Written exercise:
Retyping should cover only the lines from the one containing "Enumerate this screenshot's" through the final line of the records, with pictures omitted.
___ Material
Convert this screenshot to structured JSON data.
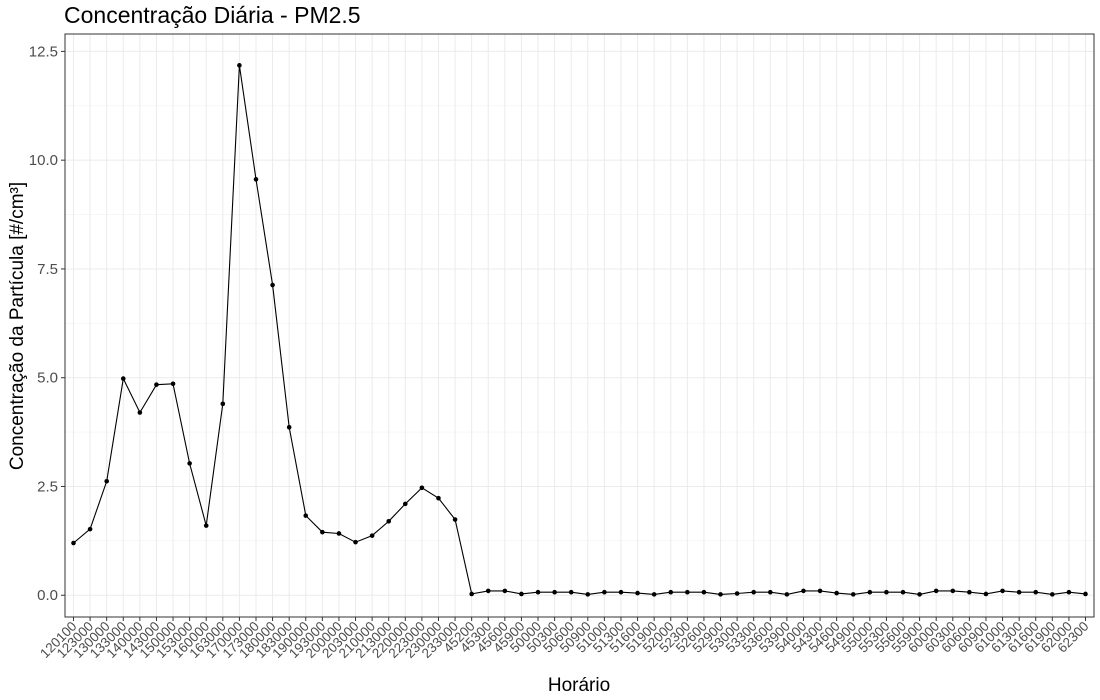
{
  "chart_data": {
    "type": "line",
    "title": "Concentração Diária - PM2.5",
    "xlabel": "Horário",
    "ylabel": "Concentração da Partícula [#/cm³]",
    "ylim": [
      -0.5,
      12.9
    ],
    "y_ticks": [
      0.0,
      2.5,
      5.0,
      7.5,
      10.0,
      12.5
    ],
    "y_tick_labels": [
      "0.0",
      "2.5",
      "5.0",
      "7.5",
      "10.0",
      "12.5"
    ],
    "grid": true,
    "theme": "bw",
    "line_color": "#000000",
    "point_color": "#000000",
    "x": [
      "120100",
      "123000",
      "130000",
      "133000",
      "140000",
      "143000",
      "150000",
      "153000",
      "160000",
      "163000",
      "170000",
      "173000",
      "180000",
      "183000",
      "190000",
      "193000",
      "200000",
      "203000",
      "210000",
      "213000",
      "220000",
      "223000",
      "230000",
      "233000",
      "45200",
      "45300",
      "45600",
      "45900",
      "50000",
      "50300",
      "50600",
      "50900",
      "51000",
      "51300",
      "51600",
      "51900",
      "52000",
      "52300",
      "52600",
      "52900",
      "53000",
      "53300",
      "53600",
      "53900",
      "54000",
      "54300",
      "54600",
      "54900",
      "55000",
      "55300",
      "55600",
      "55900",
      "60000",
      "60300",
      "60600",
      "60900",
      "61000",
      "61300",
      "61600",
      "61900",
      "62000",
      "62300"
    ],
    "values": [
      1.2,
      1.52,
      2.62,
      4.98,
      4.2,
      4.84,
      4.86,
      3.03,
      1.6,
      4.4,
      12.18,
      9.56,
      7.13,
      3.86,
      1.83,
      1.45,
      1.42,
      1.22,
      1.37,
      1.7,
      2.1,
      2.47,
      2.23,
      1.74,
      0.03,
      0.1,
      0.1,
      0.03,
      0.07,
      0.07,
      0.07,
      0.02,
      0.07,
      0.07,
      0.05,
      0.02,
      0.07,
      0.07,
      0.07,
      0.02,
      0.04,
      0.07,
      0.07,
      0.02,
      0.1,
      0.1,
      0.05,
      0.02,
      0.07,
      0.07,
      0.07,
      0.02,
      0.1,
      0.1,
      0.07,
      0.03,
      0.1,
      0.07,
      0.07,
      0.02,
      0.07,
      0.03
    ]
  }
}
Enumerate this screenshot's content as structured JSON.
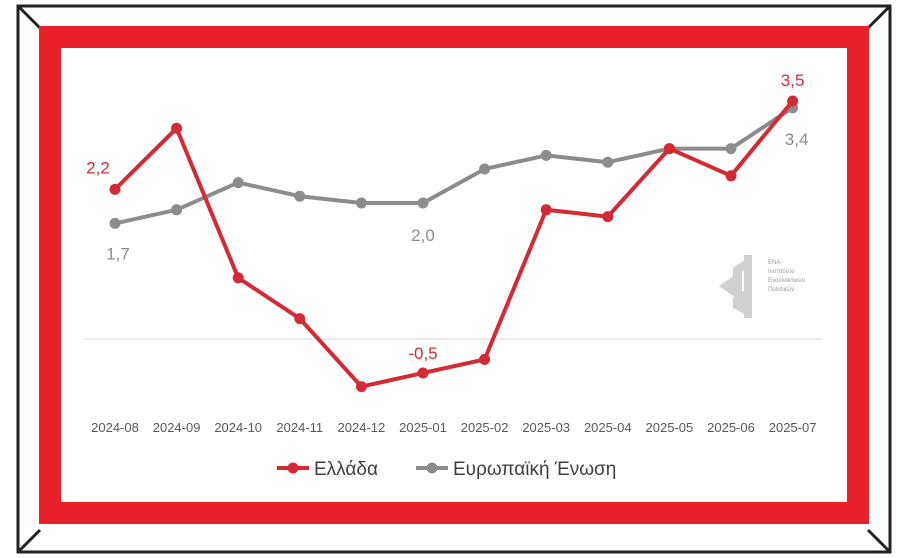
{
  "colors": {
    "frame_red": "#e8202a",
    "greece": "#d42a35",
    "eu": "#8c8c8c",
    "border": "#222222"
  },
  "logo": {
    "name": "ENA-logo-icon",
    "lines": [
      "ΕΝΑ",
      "Ινστιτούτο",
      "Εναλλακτικών",
      "Πολιτικών"
    ]
  },
  "chart_data": {
    "type": "line",
    "categories": [
      "2024-08",
      "2024-09",
      "2024-10",
      "2024-11",
      "2024-12",
      "2025-01",
      "2025-02",
      "2025-03",
      "2025-04",
      "2025-05",
      "2025-06",
      "2025-07"
    ],
    "series": [
      {
        "name": "Ελλάδα",
        "values": [
          2.2,
          3.1,
          0.9,
          0.3,
          -0.7,
          -0.5,
          -0.3,
          1.9,
          1.8,
          2.8,
          2.4,
          3.5
        ]
      },
      {
        "name": "Ευρωπαϊκή Ένωση",
        "values": [
          1.7,
          1.9,
          2.3,
          2.1,
          2.0,
          2.0,
          2.5,
          2.7,
          2.6,
          2.8,
          2.8,
          3.4
        ]
      }
    ],
    "data_labels": [
      {
        "series": 0,
        "index": 0,
        "text": "2,2"
      },
      {
        "series": 0,
        "index": 5,
        "text": "-0,5"
      },
      {
        "series": 0,
        "index": 11,
        "text": "3,5"
      },
      {
        "series": 1,
        "index": 0,
        "text": "1,7"
      },
      {
        "series": 1,
        "index": 5,
        "text": "2,0"
      },
      {
        "series": 1,
        "index": 11,
        "text": "3,4"
      }
    ],
    "ylim": [
      -1,
      4
    ],
    "zero_line": true,
    "grid": false,
    "legend_position": "bottom-center"
  }
}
______
Reply to the exercise:
Enumerate this screenshot's content as structured JSON.
{
  "colors": {
    "frame_red": "#e8202a",
    "greece": "#d42a35",
    "eu": "#8c8c8c",
    "border": "#222222"
  },
  "logo": {
    "name": "ENA-logo-icon",
    "lines": [
      "ΕΝΑ",
      "Ινστιτούτο",
      "Εναλλακτικών",
      "Πολιτικών"
    ]
  },
  "chart_data": {
    "type": "line",
    "categories": [
      "2024-08",
      "2024-09",
      "2024-10",
      "2024-11",
      "2024-12",
      "2025-01",
      "2025-02",
      "2025-03",
      "2025-04",
      "2025-05",
      "2025-06",
      "2025-07"
    ],
    "series": [
      {
        "name": "Ελλάδα",
        "values": [
          2.2,
          3.1,
          0.9,
          0.3,
          -0.7,
          -0.5,
          -0.3,
          1.9,
          1.8,
          2.8,
          2.4,
          3.5
        ]
      },
      {
        "name": "Ευρωπαϊκή Ένωση",
        "values": [
          1.7,
          1.9,
          2.3,
          2.1,
          2.0,
          2.0,
          2.5,
          2.7,
          2.6,
          2.8,
          2.8,
          3.4
        ]
      }
    ],
    "data_labels": [
      {
        "series": 0,
        "index": 0,
        "text": "2,2"
      },
      {
        "series": 0,
        "index": 5,
        "text": "-0,5"
      },
      {
        "series": 0,
        "index": 11,
        "text": "3,5"
      },
      {
        "series": 1,
        "index": 0,
        "text": "1,7"
      },
      {
        "series": 1,
        "index": 5,
        "text": "2,0"
      },
      {
        "series": 1,
        "index": 11,
        "text": "3,4"
      }
    ],
    "ylim": [
      -1,
      4
    ],
    "zero_line": true,
    "grid": false,
    "legend_position": "bottom-center"
  }
}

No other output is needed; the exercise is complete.